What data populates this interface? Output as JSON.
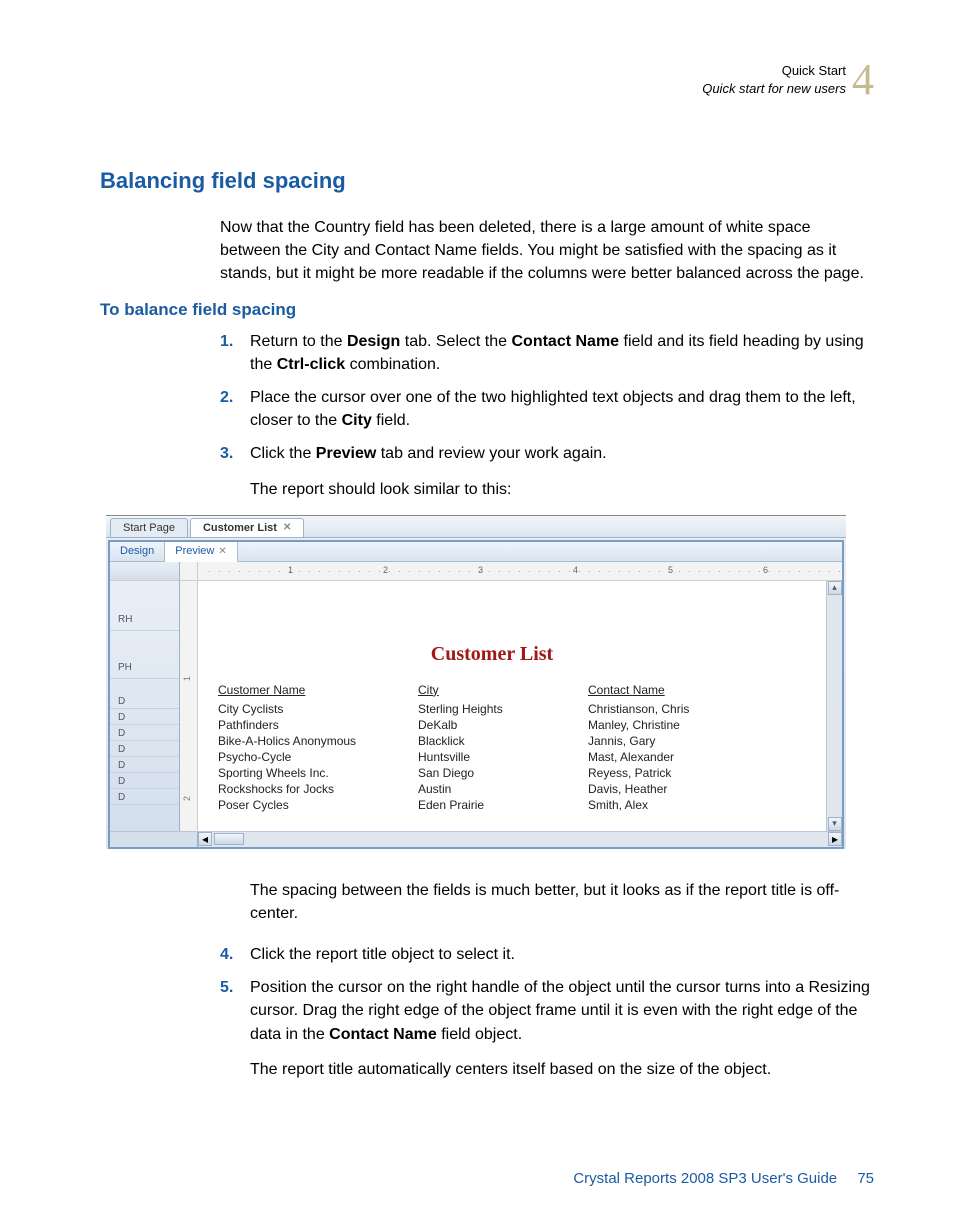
{
  "header": {
    "line1": "Quick Start",
    "line2": "Quick start for new users",
    "chapter_number": "4"
  },
  "section_title": "Balancing field spacing",
  "intro_paragraph": "Now that the Country field has been deleted, there is a large amount of white space between the City and Contact Name fields. You might be satisfied with the spacing as it stands, but it might be more readable if the columns were better balanced across the page.",
  "subheading": "To balance field spacing",
  "steps": [
    {
      "n": "1.",
      "html": "Return to the <b>Design</b> tab. Select the <b>Contact Name</b> field and its field heading by using the <b>Ctrl-click</b> combination."
    },
    {
      "n": "2.",
      "html": "Place the cursor over one of the two highlighted text objects and drag them to the left, closer to the <b>City</b> field."
    },
    {
      "n": "3.",
      "html": "Click the <b>Preview</b> tab and review your work again."
    }
  ],
  "after_step3": "The report should look similar to this:",
  "screenshot": {
    "outer_tabs": {
      "start": "Start Page",
      "active": "Customer List"
    },
    "inner_tabs": {
      "design": "Design",
      "preview": "Preview"
    },
    "ruler_marks": [
      "1",
      "2",
      "3",
      "4",
      "5",
      "6"
    ],
    "section_labels": [
      "RH",
      "PH",
      "D",
      "D",
      "D",
      "D",
      "D",
      "D",
      "D"
    ],
    "vruler_marks": [
      "1",
      "2"
    ],
    "report_title": "Customer List",
    "columns": [
      "Customer Name",
      "City",
      "Contact Name"
    ],
    "rows": [
      [
        "City Cyclists",
        "Sterling Heights",
        "Christianson, Chris"
      ],
      [
        "Pathfinders",
        "DeKalb",
        "Manley, Christine"
      ],
      [
        "Bike-A-Holics Anonymous",
        "Blacklick",
        "Jannis, Gary"
      ],
      [
        "Psycho-Cycle",
        "Huntsville",
        "Mast, Alexander"
      ],
      [
        "Sporting Wheels Inc.",
        "San Diego",
        "Reyess, Patrick"
      ],
      [
        "Rockshocks for Jocks",
        "Austin",
        "Davis, Heather"
      ],
      [
        "Poser Cycles",
        "Eden Prairie",
        "Smith, Alex"
      ]
    ]
  },
  "post_para": "The spacing between the fields is much better, but it looks as if the report title is off-center.",
  "steps2": [
    {
      "n": "4.",
      "html": "Click the report title object to select it."
    },
    {
      "n": "5.",
      "html": "Position the cursor on the right handle of the object until the cursor turns into a Resizing cursor. Drag the right edge of the object frame until it is even with the right edge of the data in the <b>Contact Name</b> field object."
    }
  ],
  "post_para2": "The report title automatically centers itself based on the size of the object.",
  "footer": {
    "doc": "Crystal Reports 2008 SP3 User's Guide",
    "page": "75"
  }
}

______

WHAT YOU ARE ASKED TO DO
Go through the listing above and pull out each line containing the word "Preview".

SOLUTION FOR THIS PROBLEM
      "html": "Click the <b>Preview</b> tab and review your work again."
      "preview": "Preview"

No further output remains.